— start of DOCUMENT SECTION —

# you get paid to live in alaska?



## wokofshame (Apr 24, 2008)

yeah arrow maybe ya know something about this... i remember reading once the state of alaska gets so much $ in oil revenues that they don't tax 'em-but instead pay every resident 1500 bucks a year once they've lived there for at least a year
does this still happen? if so, i got a freind who's got a friend in anchorage, we're fukking HEADING! plus you get food stamps that kick on on week2.....


----------



## Labea (Apr 24, 2008)

Don't deter people, arrow! damn! 

haha


----------



## Mouse (Apr 24, 2008)

better to know the truth from someone that knows first hand than to be bullshitted by a bunch of idiots.


----------



## Labea (Apr 25, 2008)

im actually loving it up here... but yeah, i was just joking... so... yeah


----------



## spoorprint (Apr 27, 2008)

It's become a bad habit for me.I'll be going up for my fourth summer doing canning mostly 'cause I don't know what else to do (Ohio was dead before it died).
But the salmon runs have been declining, and crabs were down last year too-at least in the inside passage.

— end of DOCUMENT SECTION —

TO BE DONE:
(A) Decide whether each statement agrees with the Alaska thread: (i) the first post says Alaska pays every resident 1500 dollars a year once they have lived there for at least a year; (ii) Labea says life up there is miserable; (iii) spoorprint says crabs were up last year. For each, answer yes or no and quote the words of the thread that decide it.
(B) Pick up the forum thread about being paid to live in Alaska after its last sentence, and write what comes next.

— start of STORED RECORDS —

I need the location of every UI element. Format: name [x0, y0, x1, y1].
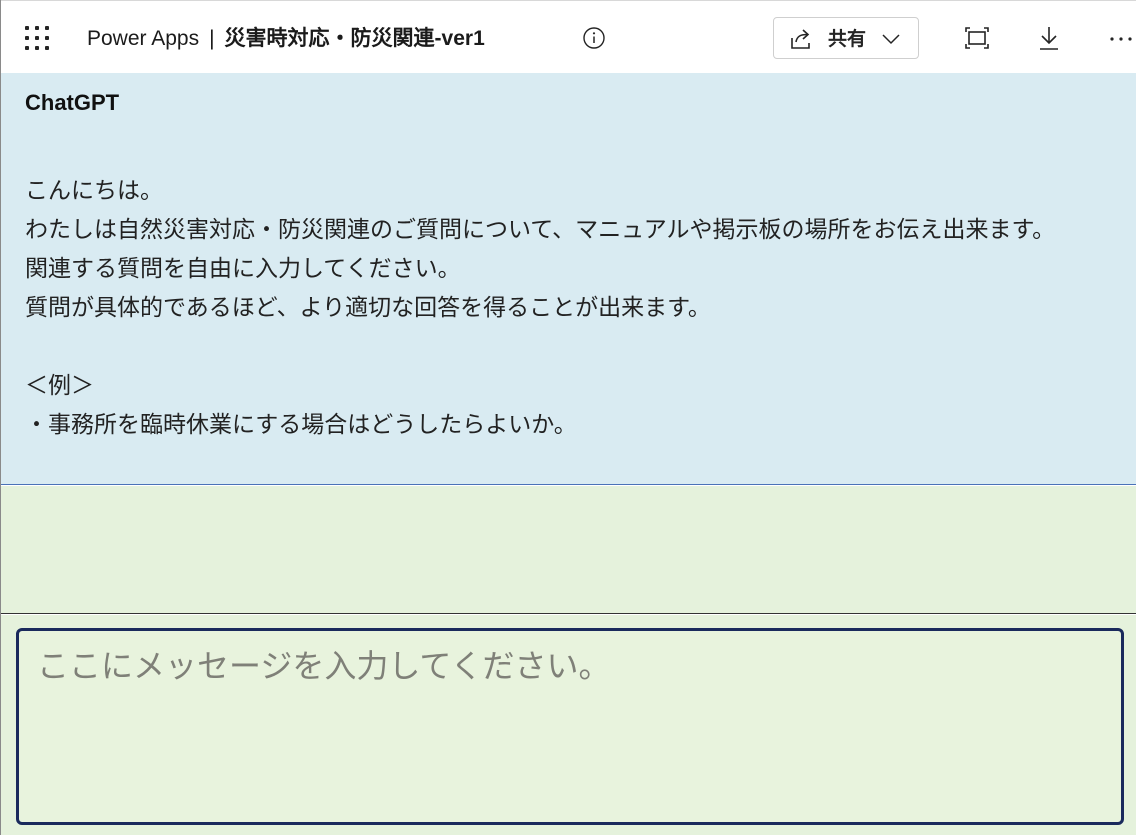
bot-sender: ChatGPT: [25, 90, 120, 115]
more-icon[interactable]: [1108, 27, 1136, 53]
message-input-area: [1, 615, 1136, 835]
fit-to-screen-icon[interactable]: [964, 25, 990, 51]
app-title: Power Apps | 災害時対応・防災関連-ver1: [87, 25, 485, 53]
share-button[interactable]: 共有: [773, 17, 919, 59]
bot-message: ChatGPT こんにちは。 わたしは自然災害対応・防災関連のご質問について、マ…: [1, 73, 1136, 485]
app-launcher-icon[interactable]: [25, 26, 49, 50]
product-name: Power Apps: [87, 27, 200, 50]
bot-message-text: こんにちは。 わたしは自然災害対応・防災関連のご質問について、マニュアルや掲示板…: [25, 178, 1056, 438]
title-separator: |: [209, 27, 215, 50]
chevron-down-icon: [881, 31, 901, 45]
share-label: 共有: [828, 28, 867, 50]
share-icon: [790, 28, 814, 50]
info-icon[interactable]: [582, 26, 606, 50]
download-icon[interactable]: [1036, 25, 1062, 51]
app-frame: Power Apps | 災害時対応・防災関連-ver1 共有 ChatGPT …: [0, 0, 1136, 835]
chat-area: [1, 486, 1136, 614]
app-name: 災害時対応・防災関連-ver1: [224, 27, 485, 50]
message-input[interactable]: [16, 628, 1124, 825]
top-bar: Power Apps | 災害時対応・防災関連-ver1 共有: [1, 0, 1136, 73]
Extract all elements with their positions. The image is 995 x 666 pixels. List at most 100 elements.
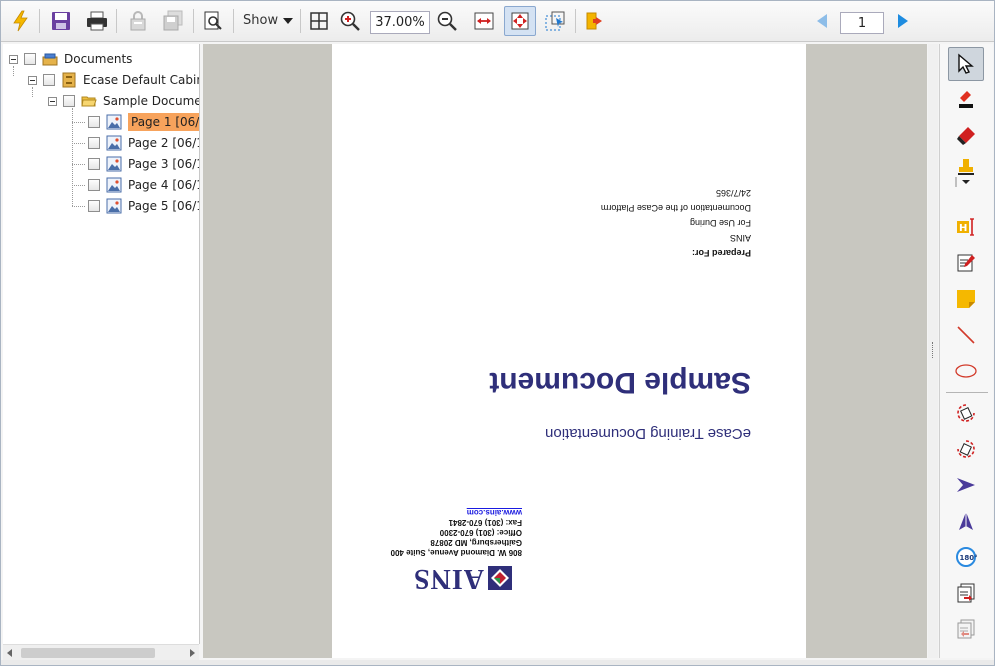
image-page-icon bbox=[106, 177, 122, 193]
tree-label: Sample Document bbox=[103, 94, 200, 108]
document-viewer[interactable]: Prepared For: AINS For Use During Docume… bbox=[203, 44, 927, 658]
tree-connector bbox=[72, 122, 85, 123]
svg-text:180°: 180° bbox=[960, 554, 978, 562]
scrollbar-thumb[interactable] bbox=[21, 648, 155, 658]
fit-width-icon[interactable] bbox=[471, 8, 497, 34]
image-page-icon bbox=[106, 114, 122, 130]
address-line1: 806 W. Diamond Avenue, Suite 400 bbox=[390, 548, 522, 557]
tree-checkbox[interactable] bbox=[88, 158, 100, 170]
fit-page-icon[interactable] bbox=[504, 6, 536, 36]
collapse-icon[interactable] bbox=[9, 54, 18, 64]
splitter-grip[interactable] bbox=[932, 342, 935, 358]
toolbar-separator bbox=[233, 9, 234, 33]
rotate-left-icon[interactable] bbox=[948, 396, 984, 430]
page-number-input[interactable]: 1 bbox=[840, 12, 884, 34]
zoom-input[interactable]: 37.00% bbox=[370, 11, 430, 34]
zoom-in-icon[interactable] bbox=[337, 8, 363, 34]
page-export-icon[interactable] bbox=[948, 576, 984, 610]
document-title: Sample Document bbox=[489, 366, 751, 399]
tree-checkbox[interactable] bbox=[88, 179, 100, 191]
prev-page-icon[interactable] bbox=[809, 8, 835, 34]
prepared-for-block: Prepared For: AINS For Use During Docume… bbox=[601, 185, 751, 260]
flip-horizontal-icon[interactable] bbox=[948, 468, 984, 502]
ains-logo: AINS bbox=[382, 563, 512, 594]
line-icon[interactable] bbox=[948, 318, 984, 352]
grid-icon[interactable] bbox=[306, 8, 332, 34]
page-import-icon[interactable] bbox=[948, 612, 984, 646]
tree-label: Page 1 [06/1 bbox=[128, 113, 199, 131]
chevron-down-icon[interactable] bbox=[283, 18, 293, 24]
tree-horizontal-scrollbar[interactable] bbox=[3, 644, 199, 661]
tree-item-documents[interactable]: Documents bbox=[9, 49, 132, 69]
tree-checkbox[interactable] bbox=[88, 200, 100, 212]
cabinet-icon bbox=[62, 72, 76, 88]
tree-item-page[interactable]: Page 3 [06/1 bbox=[88, 154, 200, 174]
scroll-right-icon[interactable] bbox=[190, 649, 195, 657]
prepared-for-label: Prepared For: bbox=[691, 248, 751, 258]
tree-label: Documents bbox=[64, 52, 133, 66]
sticky-note-icon[interactable] bbox=[948, 282, 984, 316]
status-bar bbox=[1, 660, 994, 665]
arrow-select-icon[interactable] bbox=[948, 47, 984, 81]
select-region-icon[interactable] bbox=[542, 8, 568, 34]
save-as-icon[interactable] bbox=[160, 8, 186, 34]
tree-item-page[interactable]: Page 1 [06/1 bbox=[88, 112, 199, 132]
address-block: 806 W. Diamond Avenue, Suite 400 Gaither… bbox=[391, 507, 522, 557]
annotation-separator bbox=[946, 392, 988, 393]
svg-text:H: H bbox=[959, 223, 967, 234]
rotate-right-icon[interactable] bbox=[948, 432, 984, 466]
tree-item-page[interactable]: Page 2 [06/1 bbox=[88, 133, 200, 153]
show-menu-label[interactable]: Show bbox=[243, 13, 278, 28]
lightning-icon[interactable] bbox=[8, 8, 34, 34]
website-link[interactable]: www.ains.com bbox=[467, 508, 522, 517]
toolbar-separator bbox=[575, 9, 576, 33]
next-page-icon[interactable] bbox=[890, 8, 916, 34]
flip-vertical-icon[interactable] bbox=[948, 504, 984, 538]
tree-connector bbox=[72, 206, 85, 207]
address-line2: Gaithersburg, MD 20878 bbox=[430, 538, 522, 547]
tree-item-cabinet[interactable]: Ecase Default Cabinet bbox=[28, 70, 199, 90]
phone-text: Office: (301) 670-2300 bbox=[439, 528, 522, 537]
tree-connector bbox=[72, 185, 85, 186]
image-page-icon bbox=[106, 135, 122, 151]
note-edit-icon[interactable] bbox=[948, 246, 984, 280]
tree-checkbox[interactable] bbox=[43, 74, 55, 86]
image-page-icon bbox=[106, 156, 122, 172]
scroll-left-icon[interactable] bbox=[7, 649, 12, 657]
tree-checkbox[interactable] bbox=[24, 53, 36, 65]
open-folder-icon bbox=[81, 96, 97, 107]
tree-label: Page 3 [06/1 bbox=[128, 157, 200, 171]
highlighter-icon[interactable] bbox=[948, 83, 984, 117]
tree-item-folder[interactable]: Sample Document bbox=[48, 91, 200, 111]
collapse-icon[interactable] bbox=[48, 96, 57, 106]
tree-item-page[interactable]: Page 5 [06/1 bbox=[88, 196, 199, 216]
page-search-icon[interactable] bbox=[200, 8, 226, 34]
app-window: Show 37.00% 1 Documents Ecase Default Ca… bbox=[0, 0, 995, 666]
client-name: AINS bbox=[729, 233, 751, 243]
tree-checkbox[interactable] bbox=[63, 95, 75, 107]
document-page[interactable]: Prepared For: AINS For Use During Docume… bbox=[332, 44, 806, 658]
tree-label: Ecase Default Cabinet bbox=[83, 73, 199, 87]
description-text: Documentation of the eCase Platform bbox=[600, 203, 751, 213]
tree-item-page[interactable]: Page 4 [06/1 bbox=[88, 175, 200, 195]
lock-icon[interactable] bbox=[125, 8, 151, 34]
tree-checkbox[interactable] bbox=[88, 116, 100, 128]
print-icon[interactable] bbox=[84, 8, 110, 34]
toolbar-separator bbox=[193, 9, 194, 33]
toolbar-separator bbox=[39, 9, 40, 33]
rotate-180-icon[interactable]: 180° bbox=[948, 540, 984, 574]
text-highlight-icon[interactable]: H bbox=[948, 210, 984, 244]
stamp-icon[interactable] bbox=[948, 155, 984, 189]
documents-stack-icon bbox=[42, 53, 58, 66]
zoom-out-icon[interactable] bbox=[434, 8, 460, 34]
tree-checkbox[interactable] bbox=[88, 137, 100, 149]
collapse-icon[interactable] bbox=[28, 75, 37, 85]
tree-label: Page 4 [06/1 bbox=[128, 178, 200, 192]
save-icon[interactable] bbox=[48, 8, 74, 34]
eraser-icon[interactable] bbox=[948, 119, 984, 153]
tree-label: Page 2 [06/1 bbox=[128, 136, 200, 150]
tree-connector bbox=[72, 164, 85, 165]
ellipse-icon[interactable] bbox=[948, 354, 984, 388]
exit-icon[interactable] bbox=[582, 8, 608, 34]
panel-splitter[interactable] bbox=[928, 44, 938, 658]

— end of STORED RECORDS —

RESPONSES BY TASK:
(A)
(i) Yes: "pay every resident 1500 bucks a year once they've lived there for at least a year"
(ii) No: "im actually loving it up here"
(iii) No: "crabs were down last year too"

(B)
I love hiking in the Tongass, though the muskeg (wet ground cover) makes that tough,
and its better kayak country (not my thing). But I have no clue how to make a living up 
there- so I always come back in the fall.


----------



## spoorprint (Apr 29, 2008)

Thanks. I called ahead and they already told me not to expect much,but the company I work for is paying my airfare once I reach Seattle.Since there isn't much going on where I am, I might as well go.


----------



## dharmabum (Jun 2, 2008)

curbscore said:


> But I have no clue how to make a living up
> there- so I always come back in the fall.


no idea how make a living? any f**king way you can. wash dishes in Los Anchorage. do the slime line out in Dutch. you are the one who makes the decision. it's all how much you really want to stay. there isn't anyone here who hasn't had to take some shit job just to hang tough for the winter. so what? if you really want to make it here, you do whatever it takes. it's all up to you.


----------



## spoorprint (Jun 3, 2008)

Thanks, but I've washed dishes, and I prefer to get paid- or at least make more than I
need to live.


----------



## dharmabum (Jun 3, 2008)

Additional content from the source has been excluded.